**DIRECTIVE**
Output exactly, please, the lines of the records below from the one containing "Transcribe this image's" through the final line.

**STORED ROWS**

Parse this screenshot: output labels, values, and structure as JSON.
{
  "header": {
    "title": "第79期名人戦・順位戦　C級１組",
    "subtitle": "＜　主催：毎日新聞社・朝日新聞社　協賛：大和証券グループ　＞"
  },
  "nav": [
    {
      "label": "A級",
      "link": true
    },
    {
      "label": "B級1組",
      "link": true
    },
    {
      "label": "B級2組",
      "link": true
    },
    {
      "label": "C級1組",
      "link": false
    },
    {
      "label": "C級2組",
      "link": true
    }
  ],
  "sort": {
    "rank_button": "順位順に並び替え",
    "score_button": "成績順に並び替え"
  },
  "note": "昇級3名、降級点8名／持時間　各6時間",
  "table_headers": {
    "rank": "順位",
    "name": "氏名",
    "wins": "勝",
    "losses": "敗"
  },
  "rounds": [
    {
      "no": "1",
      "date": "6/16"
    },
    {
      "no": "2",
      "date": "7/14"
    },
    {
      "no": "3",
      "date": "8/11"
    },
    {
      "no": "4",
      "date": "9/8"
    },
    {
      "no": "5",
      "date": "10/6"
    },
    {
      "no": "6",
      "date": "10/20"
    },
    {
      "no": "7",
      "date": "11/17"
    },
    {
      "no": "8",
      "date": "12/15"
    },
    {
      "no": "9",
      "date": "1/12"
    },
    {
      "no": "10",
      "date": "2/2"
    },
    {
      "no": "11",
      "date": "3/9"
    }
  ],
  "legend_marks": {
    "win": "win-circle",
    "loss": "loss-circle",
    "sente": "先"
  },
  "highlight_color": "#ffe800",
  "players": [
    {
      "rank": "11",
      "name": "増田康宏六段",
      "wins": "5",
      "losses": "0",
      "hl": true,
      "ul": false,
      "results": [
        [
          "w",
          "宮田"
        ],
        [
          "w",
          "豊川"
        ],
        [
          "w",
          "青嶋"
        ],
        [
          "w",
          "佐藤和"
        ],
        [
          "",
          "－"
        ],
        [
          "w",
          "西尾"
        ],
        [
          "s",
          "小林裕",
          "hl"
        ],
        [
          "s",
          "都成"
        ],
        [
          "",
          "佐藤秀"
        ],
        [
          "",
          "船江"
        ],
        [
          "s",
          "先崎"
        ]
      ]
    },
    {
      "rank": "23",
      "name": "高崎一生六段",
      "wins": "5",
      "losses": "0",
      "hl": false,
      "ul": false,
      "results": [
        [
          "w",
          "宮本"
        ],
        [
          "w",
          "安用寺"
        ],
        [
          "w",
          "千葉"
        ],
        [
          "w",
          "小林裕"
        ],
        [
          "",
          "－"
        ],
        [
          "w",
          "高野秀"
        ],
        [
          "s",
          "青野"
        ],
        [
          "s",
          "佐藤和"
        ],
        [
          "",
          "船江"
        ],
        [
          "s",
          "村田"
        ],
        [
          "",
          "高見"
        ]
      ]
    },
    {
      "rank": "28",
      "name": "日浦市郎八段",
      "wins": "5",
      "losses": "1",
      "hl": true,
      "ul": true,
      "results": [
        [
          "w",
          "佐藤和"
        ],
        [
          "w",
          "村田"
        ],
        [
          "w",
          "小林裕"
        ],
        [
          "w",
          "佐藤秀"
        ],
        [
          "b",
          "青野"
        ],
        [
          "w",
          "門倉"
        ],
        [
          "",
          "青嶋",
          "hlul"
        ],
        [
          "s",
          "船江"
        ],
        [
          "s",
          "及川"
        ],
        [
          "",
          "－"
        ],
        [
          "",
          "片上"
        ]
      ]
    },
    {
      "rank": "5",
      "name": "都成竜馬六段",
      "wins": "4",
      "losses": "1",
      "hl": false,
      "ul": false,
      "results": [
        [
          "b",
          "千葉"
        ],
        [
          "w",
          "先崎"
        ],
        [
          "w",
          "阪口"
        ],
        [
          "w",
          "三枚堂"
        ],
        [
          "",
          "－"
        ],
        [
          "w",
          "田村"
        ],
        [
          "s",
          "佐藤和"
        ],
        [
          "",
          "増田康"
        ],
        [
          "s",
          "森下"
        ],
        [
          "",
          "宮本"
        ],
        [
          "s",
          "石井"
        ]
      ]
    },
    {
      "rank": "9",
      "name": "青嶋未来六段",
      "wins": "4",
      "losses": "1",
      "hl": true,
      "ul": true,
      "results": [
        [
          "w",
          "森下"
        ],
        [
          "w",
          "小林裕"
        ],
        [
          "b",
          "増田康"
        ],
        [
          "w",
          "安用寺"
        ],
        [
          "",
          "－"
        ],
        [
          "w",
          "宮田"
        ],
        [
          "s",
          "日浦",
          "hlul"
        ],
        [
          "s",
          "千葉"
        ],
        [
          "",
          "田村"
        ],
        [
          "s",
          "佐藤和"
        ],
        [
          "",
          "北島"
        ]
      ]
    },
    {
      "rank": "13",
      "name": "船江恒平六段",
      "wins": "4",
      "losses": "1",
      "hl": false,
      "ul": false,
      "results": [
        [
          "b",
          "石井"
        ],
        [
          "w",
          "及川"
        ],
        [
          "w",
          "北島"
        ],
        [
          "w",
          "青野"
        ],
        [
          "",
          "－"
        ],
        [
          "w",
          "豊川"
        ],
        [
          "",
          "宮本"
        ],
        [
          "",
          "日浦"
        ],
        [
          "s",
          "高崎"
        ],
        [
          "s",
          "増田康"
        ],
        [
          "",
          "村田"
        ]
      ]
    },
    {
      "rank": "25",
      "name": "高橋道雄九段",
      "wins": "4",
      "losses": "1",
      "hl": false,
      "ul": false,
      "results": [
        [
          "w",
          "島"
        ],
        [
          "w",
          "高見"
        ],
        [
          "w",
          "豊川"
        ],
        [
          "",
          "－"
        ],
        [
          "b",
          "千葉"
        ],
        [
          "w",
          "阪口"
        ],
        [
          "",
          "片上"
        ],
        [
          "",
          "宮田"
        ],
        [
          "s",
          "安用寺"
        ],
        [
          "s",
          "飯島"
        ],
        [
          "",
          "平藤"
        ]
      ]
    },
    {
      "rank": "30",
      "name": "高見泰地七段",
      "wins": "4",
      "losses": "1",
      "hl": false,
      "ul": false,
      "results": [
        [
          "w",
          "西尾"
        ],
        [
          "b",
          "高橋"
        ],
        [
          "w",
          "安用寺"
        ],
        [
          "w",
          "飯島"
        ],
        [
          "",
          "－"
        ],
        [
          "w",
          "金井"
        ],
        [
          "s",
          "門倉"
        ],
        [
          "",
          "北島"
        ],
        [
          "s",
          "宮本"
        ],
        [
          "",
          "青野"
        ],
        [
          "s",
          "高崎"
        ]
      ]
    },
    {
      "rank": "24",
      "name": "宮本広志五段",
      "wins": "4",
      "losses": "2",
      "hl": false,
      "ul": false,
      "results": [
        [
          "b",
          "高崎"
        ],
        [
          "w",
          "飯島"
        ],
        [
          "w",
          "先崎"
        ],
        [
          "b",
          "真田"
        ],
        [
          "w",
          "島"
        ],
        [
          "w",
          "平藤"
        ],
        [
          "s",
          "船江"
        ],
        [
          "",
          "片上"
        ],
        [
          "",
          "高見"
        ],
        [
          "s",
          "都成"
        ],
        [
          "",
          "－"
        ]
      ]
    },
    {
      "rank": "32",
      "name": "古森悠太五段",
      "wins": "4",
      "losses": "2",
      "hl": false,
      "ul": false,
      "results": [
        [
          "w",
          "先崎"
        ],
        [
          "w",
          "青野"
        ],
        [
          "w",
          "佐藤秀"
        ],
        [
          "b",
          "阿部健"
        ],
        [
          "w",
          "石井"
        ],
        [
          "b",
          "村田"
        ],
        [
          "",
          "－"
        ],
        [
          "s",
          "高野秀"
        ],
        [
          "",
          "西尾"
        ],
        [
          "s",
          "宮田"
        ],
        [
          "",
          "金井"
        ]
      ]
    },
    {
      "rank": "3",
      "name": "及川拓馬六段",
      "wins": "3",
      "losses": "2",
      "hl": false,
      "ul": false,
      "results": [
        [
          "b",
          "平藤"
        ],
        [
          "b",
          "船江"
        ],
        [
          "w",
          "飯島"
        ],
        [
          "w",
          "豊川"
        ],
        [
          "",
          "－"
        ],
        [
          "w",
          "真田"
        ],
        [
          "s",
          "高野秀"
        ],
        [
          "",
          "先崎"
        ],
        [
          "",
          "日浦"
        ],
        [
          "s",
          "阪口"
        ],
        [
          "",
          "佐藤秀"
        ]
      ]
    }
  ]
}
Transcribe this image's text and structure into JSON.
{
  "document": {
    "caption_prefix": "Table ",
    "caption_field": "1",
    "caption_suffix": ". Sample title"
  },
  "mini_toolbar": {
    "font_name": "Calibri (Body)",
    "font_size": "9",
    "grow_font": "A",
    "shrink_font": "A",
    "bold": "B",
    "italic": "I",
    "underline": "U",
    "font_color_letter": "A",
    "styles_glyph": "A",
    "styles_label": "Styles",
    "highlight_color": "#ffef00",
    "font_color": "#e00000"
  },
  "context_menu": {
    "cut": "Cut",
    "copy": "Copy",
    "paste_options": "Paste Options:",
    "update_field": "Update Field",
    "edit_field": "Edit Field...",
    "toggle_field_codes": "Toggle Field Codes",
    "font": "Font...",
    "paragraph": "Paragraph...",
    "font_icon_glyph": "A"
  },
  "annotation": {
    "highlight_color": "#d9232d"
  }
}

**WRITTEN ANSWER**
Transcribe this image's text and structure into JSON.
{
  "document": {
    "caption_prefix": "Table ",
    "caption_field": "1",
    "caption_suffix": ". Sample title"
  },
  "mini_toolbar": {
    "font_name": "Calibri (Body)",
    "font_size": "9",
    "grow_font": "A",
    "shrink_font": "A",
    "bold": "B",
    "italic": "I",
    "underline": "U",
    "font_color_letter": "A",
    "styles_glyph": "A",
    "styles_label": "Styles",
    "highlight_color": "#ffef00",
    "font_color": "#e00000"
  },
  "context_menu": {
    "cut": "Cut",
    "copy": "Copy",
    "paste_options": "Paste Options:",
    "update_field": "Update Field",
    "edit_field": "Edit Field...",
    "toggle_field_codes": "Toggle Field Codes",
    "font": "Font...",
    "paragraph": "Paragraph...",
    "font_icon_glyph": "A"
  },
  "annotation": {
    "highlight_color": "#d9232d"
  }
}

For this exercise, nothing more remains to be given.